Copy each line with the word "this" in it.

── DATA SHOWN

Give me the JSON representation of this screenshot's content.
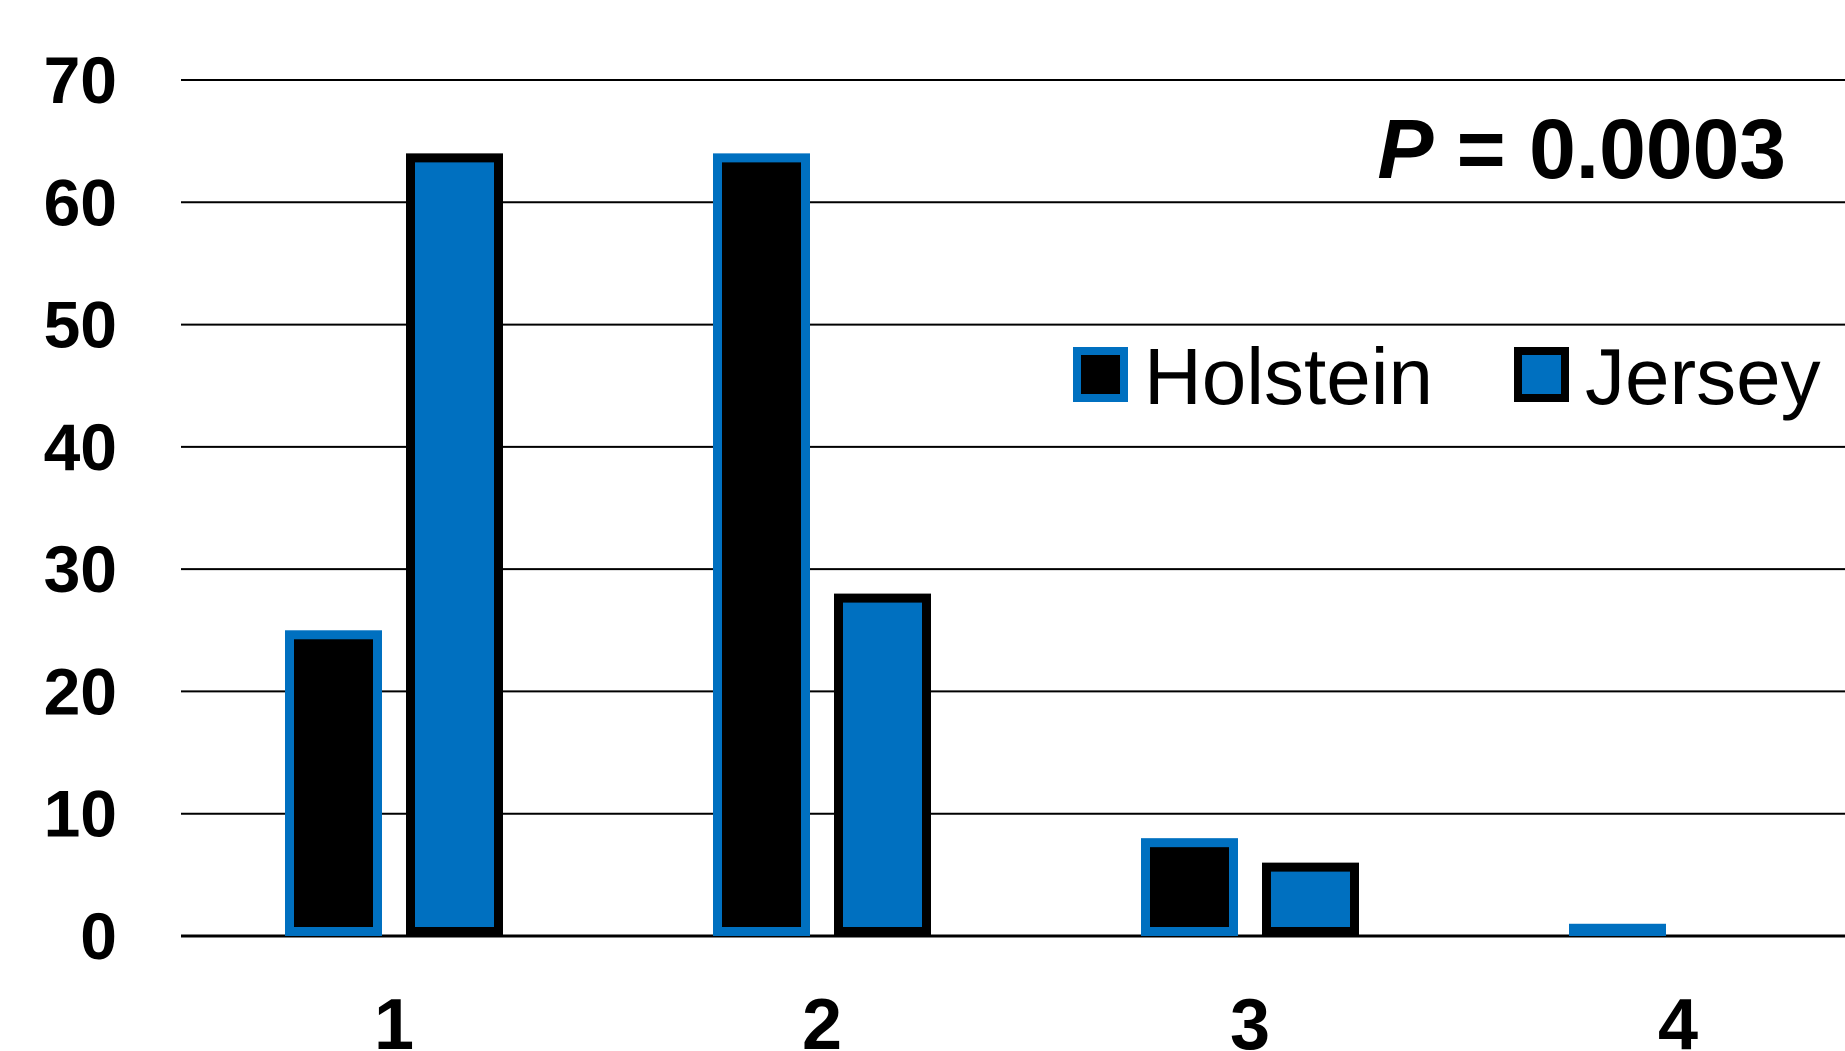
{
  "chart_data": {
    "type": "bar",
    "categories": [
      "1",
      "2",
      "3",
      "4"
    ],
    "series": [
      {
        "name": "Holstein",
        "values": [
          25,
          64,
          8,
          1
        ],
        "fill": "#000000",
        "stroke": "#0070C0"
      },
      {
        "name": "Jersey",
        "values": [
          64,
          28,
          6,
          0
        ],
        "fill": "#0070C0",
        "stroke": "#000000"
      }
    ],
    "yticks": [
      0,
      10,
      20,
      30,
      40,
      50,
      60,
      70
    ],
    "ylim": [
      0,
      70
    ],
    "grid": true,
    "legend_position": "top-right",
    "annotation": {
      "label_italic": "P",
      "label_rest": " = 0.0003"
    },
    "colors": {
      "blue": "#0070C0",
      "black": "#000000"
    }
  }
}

────
── DATA SHOWN

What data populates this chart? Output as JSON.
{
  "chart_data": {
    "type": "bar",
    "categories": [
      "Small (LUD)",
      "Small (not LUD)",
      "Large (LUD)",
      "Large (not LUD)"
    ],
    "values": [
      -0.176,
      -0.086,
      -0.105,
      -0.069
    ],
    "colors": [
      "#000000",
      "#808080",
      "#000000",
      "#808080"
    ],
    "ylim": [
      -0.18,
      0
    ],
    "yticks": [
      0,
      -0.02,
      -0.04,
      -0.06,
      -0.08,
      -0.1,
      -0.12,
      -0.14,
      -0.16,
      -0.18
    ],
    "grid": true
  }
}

────

▶ [EXPECTED ANSWER]
Give me the JSON representation of this screenshot's content.
What data populates this chart? Output as JSON.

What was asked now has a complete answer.